Figure record extracts
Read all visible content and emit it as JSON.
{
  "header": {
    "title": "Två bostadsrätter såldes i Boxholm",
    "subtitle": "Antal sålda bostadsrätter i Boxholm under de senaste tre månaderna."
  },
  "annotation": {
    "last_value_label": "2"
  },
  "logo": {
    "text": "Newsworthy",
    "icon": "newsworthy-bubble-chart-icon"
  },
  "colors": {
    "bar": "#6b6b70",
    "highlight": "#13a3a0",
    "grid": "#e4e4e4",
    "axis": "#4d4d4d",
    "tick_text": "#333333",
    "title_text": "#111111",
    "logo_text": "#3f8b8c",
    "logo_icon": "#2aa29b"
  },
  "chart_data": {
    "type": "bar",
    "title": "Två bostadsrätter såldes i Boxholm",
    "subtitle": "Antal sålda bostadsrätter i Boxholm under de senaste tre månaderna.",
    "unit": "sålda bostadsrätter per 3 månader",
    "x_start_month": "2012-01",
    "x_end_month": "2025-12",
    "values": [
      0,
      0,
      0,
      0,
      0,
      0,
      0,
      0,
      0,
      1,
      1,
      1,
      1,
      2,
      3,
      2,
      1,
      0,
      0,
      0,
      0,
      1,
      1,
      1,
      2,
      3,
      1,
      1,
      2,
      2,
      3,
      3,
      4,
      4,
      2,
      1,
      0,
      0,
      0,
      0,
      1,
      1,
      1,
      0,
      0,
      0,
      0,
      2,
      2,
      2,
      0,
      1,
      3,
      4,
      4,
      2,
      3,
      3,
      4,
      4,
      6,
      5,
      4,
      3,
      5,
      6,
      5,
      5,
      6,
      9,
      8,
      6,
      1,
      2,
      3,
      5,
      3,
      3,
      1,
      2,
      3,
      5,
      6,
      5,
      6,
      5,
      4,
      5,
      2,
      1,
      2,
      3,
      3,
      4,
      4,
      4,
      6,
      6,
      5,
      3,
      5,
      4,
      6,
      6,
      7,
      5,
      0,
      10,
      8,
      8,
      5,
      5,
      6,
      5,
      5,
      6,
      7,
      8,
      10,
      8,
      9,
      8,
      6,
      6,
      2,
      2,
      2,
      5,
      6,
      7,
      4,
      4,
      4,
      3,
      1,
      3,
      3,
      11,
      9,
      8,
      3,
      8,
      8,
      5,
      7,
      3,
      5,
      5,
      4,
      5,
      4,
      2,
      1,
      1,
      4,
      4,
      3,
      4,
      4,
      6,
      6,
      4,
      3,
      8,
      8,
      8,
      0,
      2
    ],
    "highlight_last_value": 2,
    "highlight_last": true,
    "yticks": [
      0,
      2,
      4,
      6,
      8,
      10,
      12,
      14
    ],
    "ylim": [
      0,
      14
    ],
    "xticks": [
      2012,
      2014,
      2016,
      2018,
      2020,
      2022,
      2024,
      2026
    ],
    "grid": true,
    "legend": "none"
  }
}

### Stated problem
Copy every line exactly. Leave nothing out.

### Response to this task
Read all visible content and emit it as JSON.
{
  "header": {
    "title": "Två bostadsrätter såldes i Boxholm",
    "subtitle": "Antal sålda bostadsrätter i Boxholm under de senaste tre månaderna."
  },
  "annotation": {
    "last_value_label": "2"
  },
  "logo": {
    "text": "Newsworthy",
    "icon": "newsworthy-bubble-chart-icon"
  },
  "colors": {
    "bar": "#6b6b70",
    "highlight": "#13a3a0",
    "grid": "#e4e4e4",
    "axis": "#4d4d4d",
    "tick_text": "#333333",
    "title_text": "#111111",
    "logo_text": "#3f8b8c",
    "logo_icon": "#2aa29b"
  },
  "chart_data": {
    "type": "bar",
    "title": "Två bostadsrätter såldes i Boxholm",
    "subtitle": "Antal sålda bostadsrätter i Boxholm under de senaste tre månaderna.",
    "unit": "sålda bostadsrätter per 3 månader",
    "x_start_month": "2012-01",
    "x_end_month": "2025-12",
    "values": [
      0,
      0,
      0,
      0,
      0,
      0,
      0,
      0,
      0,
      1,
      1,
      1,
      1,
      2,
      3,
      2,
      1,
      0,
      0,
      0,
      0,
      1,
      1,
      1,
      2,
      3,
      1,
      1,
      2,
      2,
      3,
      3,
      4,
      4,
      2,
      1,
      0,
      0,
      0,
      0,
      1,
      1,
      1,
      0,
      0,
      0,
      0,
      2,
      2,
      2,
      0,
      1,
      3,
      4,
      4,
      2,
      3,
      3,
      4,
      4,
      6,
      5,
      4,
      3,
      5,
      6,
      5,
      5,
      6,
      9,
      8,
      6,
      1,
      2,
      3,
      5,
      3,
      3,
      1,
      2,
      3,
      5,
      6,
      5,
      6,
      5,
      4,
      5,
      2,
      1,
      2,
      3,
      3,
      4,
      4,
      4,
      6,
      6,
      5,
      3,
      5,
      4,
      6,
      6,
      7,
      5,
      0,
      10,
      8,
      8,
      5,
      5,
      6,
      5,
      5,
      6,
      7,
      8,
      10,
      8,
      9,
      8,
      6,
      6,
      2,
      2,
      2,
      5,
      6,
      7,
      4,
      4,
      4,
      3,
      1,
      3,
      3,
      11,
      9,
      8,
      3,
      8,
      8,
      5,
      7,
      3,
      5,
      5,
      4,
      5,
      4,
      2,
      1,
      1,
      4,
      4,
      3,
      4,
      4,
      6,
      6,
      4,
      3,
      8,
      8,
      8,
      0,
      2
    ],
    "highlight_last_value": 2,
    "highlight_last": true,
    "yticks": [
      0,
      2,
      4,
      6,
      8,
      10,
      12,
      14
    ],
    "ylim": [
      0,
      14
    ],
    "xticks": [
      2012,
      2014,
      2016,
      2018,
      2020,
      2022,
      2024,
      2026
    ],
    "grid": true,
    "legend": "none"
  }
}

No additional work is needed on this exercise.